■ Instructions for the task ■
Output the material beneath exactly, leaving nothing out.

■ Source records ■
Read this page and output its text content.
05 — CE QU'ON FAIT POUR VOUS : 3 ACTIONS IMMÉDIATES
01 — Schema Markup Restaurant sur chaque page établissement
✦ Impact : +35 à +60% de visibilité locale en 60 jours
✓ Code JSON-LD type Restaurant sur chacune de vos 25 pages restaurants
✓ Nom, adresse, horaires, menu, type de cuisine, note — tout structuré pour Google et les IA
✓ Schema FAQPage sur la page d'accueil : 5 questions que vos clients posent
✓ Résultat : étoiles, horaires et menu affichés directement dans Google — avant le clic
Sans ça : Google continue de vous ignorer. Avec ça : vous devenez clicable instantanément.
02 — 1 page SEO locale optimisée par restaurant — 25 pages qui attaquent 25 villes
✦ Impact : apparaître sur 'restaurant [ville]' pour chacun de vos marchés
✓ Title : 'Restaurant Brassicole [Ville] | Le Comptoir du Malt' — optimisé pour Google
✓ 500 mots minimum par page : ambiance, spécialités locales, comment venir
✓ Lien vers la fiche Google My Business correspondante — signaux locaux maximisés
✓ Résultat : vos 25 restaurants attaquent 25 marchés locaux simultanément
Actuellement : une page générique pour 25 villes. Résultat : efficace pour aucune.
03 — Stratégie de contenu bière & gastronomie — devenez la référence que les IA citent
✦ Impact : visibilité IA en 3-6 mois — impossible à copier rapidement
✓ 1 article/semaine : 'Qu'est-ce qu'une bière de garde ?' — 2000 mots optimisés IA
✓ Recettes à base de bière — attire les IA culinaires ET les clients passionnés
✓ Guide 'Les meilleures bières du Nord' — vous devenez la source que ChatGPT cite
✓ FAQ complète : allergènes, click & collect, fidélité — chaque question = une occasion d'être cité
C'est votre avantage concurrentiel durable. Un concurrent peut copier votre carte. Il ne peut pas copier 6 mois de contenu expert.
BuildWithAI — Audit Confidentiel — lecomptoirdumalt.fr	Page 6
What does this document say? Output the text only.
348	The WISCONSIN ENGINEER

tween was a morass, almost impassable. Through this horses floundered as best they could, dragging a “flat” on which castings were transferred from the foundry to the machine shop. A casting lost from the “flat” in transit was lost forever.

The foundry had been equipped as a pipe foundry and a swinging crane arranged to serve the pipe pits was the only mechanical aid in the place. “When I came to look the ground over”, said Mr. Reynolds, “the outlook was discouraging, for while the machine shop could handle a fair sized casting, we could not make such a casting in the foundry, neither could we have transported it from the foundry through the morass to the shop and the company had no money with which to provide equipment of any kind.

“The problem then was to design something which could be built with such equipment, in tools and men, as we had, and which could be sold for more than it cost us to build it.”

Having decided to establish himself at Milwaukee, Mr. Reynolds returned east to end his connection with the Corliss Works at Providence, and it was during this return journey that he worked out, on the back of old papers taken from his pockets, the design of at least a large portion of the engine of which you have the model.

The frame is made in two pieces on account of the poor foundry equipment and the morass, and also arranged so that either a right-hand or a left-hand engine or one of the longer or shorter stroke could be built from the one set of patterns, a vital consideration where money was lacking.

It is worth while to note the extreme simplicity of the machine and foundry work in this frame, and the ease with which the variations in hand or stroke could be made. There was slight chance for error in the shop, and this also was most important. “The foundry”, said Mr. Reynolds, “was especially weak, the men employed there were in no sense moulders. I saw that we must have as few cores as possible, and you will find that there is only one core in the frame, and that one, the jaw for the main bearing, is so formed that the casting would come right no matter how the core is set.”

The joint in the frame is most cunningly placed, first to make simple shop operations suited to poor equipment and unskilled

■ Output ■
Read this page and output its text content.
05 — CE QU'ON FAIT POUR VOUS : 3 ACTIONS IMMÉDIATES
01 — Schema Markup Restaurant sur chaque page établissement
✦ Impact : +35 à +60% de visibilité locale en 60 jours
✓ Code JSON-LD type Restaurant sur chacune de vos 25 pages restaurants
✓ Nom, adresse, horaires, menu, type de cuisine, note — tout structuré pour Google et les IA
✓ Schema FAQPage sur la page d'accueil : 5 questions que vos clients posent
✓ Résultat : étoiles, horaires et menu affichés directement dans Google — avant le clic
Sans ça : Google continue de vous ignorer. Avec ça : vous devenez clicable instantanément.
02 — 1 page SEO locale optimisée par restaurant — 25 pages qui attaquent 25 villes
✦ Impact : apparaître sur 'restaurant [ville]' pour chacun de vos marchés
✓ Title : 'Restaurant Brassicole [Ville] | Le Comptoir du Malt' — optimisé pour Google
✓ 500 mots minimum par page : ambiance, spécialités locales, comment venir
✓ Lien vers la fiche Google My Business correspondante — signaux locaux maximisés
✓ Résultat : vos 25 restaurants attaquent 25 marchés locaux simultanément
Actuellement : une page générique pour 25 villes. Résultat : efficace pour aucune.
03 — Stratégie de contenu bière & gastronomie — devenez la référence que les IA citent
✦ Impact : visibilité IA en 3-6 mois — impossible à copier rapidement
✓ 1 article/semaine : 'Qu'est-ce qu'une bière de garde ?' — 2000 mots optimisés IA
✓ Recettes à base de bière — attire les IA culinaires ET les clients passionnés
✓ Guide 'Les meilleures bières du Nord' — vous devenez la source que ChatGPT cite
✓ FAQ complète : allergènes, click & collect, fidélité — chaque question = une occasion d'être cité
C'est votre avantage concurrentiel durable. Un concurrent peut copier votre carte. Il ne peut pas copier 6 mois de contenu expert.
BuildWithAI — Audit Confidentiel — lecomptoirdumalt.fr	Page 6
What does this document say? Output the text only.
348	The WISCONSIN ENGINEER

tween was a morass, almost impassable. Through this horses floundered as best they could, dragging a “flat” on which castings were transferred from the foundry to the machine shop. A casting lost from the “flat” in transit was lost forever.

The foundry had been equipped as a pipe foundry and a swinging crane arranged to serve the pipe pits was the only mechanical aid in the place. “When I came to look the ground over”, said Mr. Reynolds, “the outlook was discouraging, for while the machine shop could handle a fair sized casting, we could not make such a casting in the foundry, neither could we have transported it from the foundry through the morass to the shop and the company had no money with which to provide equipment of any kind.

“The problem then was to design something which could be built with such equipment, in tools and men, as we had, and which could be sold for more than it cost us to build it.”

Having decided to establish himself at Milwaukee, Mr. Reynolds returned east to end his connection with the Corliss Works at Providence, and it was during this return journey that he worked out, on the back of old papers taken from his pockets, the design of at least a large portion of the engine of which you have the model.

The frame is made in two pieces on account of the poor foundry equipment and the morass, and also arranged so that either a right-hand or a left-hand engine or one of the longer or shorter stroke could be built from the one set of patterns, a vital consideration where money was lacking.

It is worth while to note the extreme simplicity of the machine and foundry work in this frame, and the ease with which the variations in hand or stroke could be made. There was slight chance for error in the shop, and this also was most important. “The foundry”, said Mr. Reynolds, “was especially weak, the men employed there were in no sense moulders. I saw that we must have as few cores as possible, and you will find that there is only one core in the frame, and that one, the jaw for the main bearing, is so formed that the casting would come right no matter how the core is set.”

The joint in the frame is most cunningly placed, first to make simple shop operations suited to poor equipment and unskilled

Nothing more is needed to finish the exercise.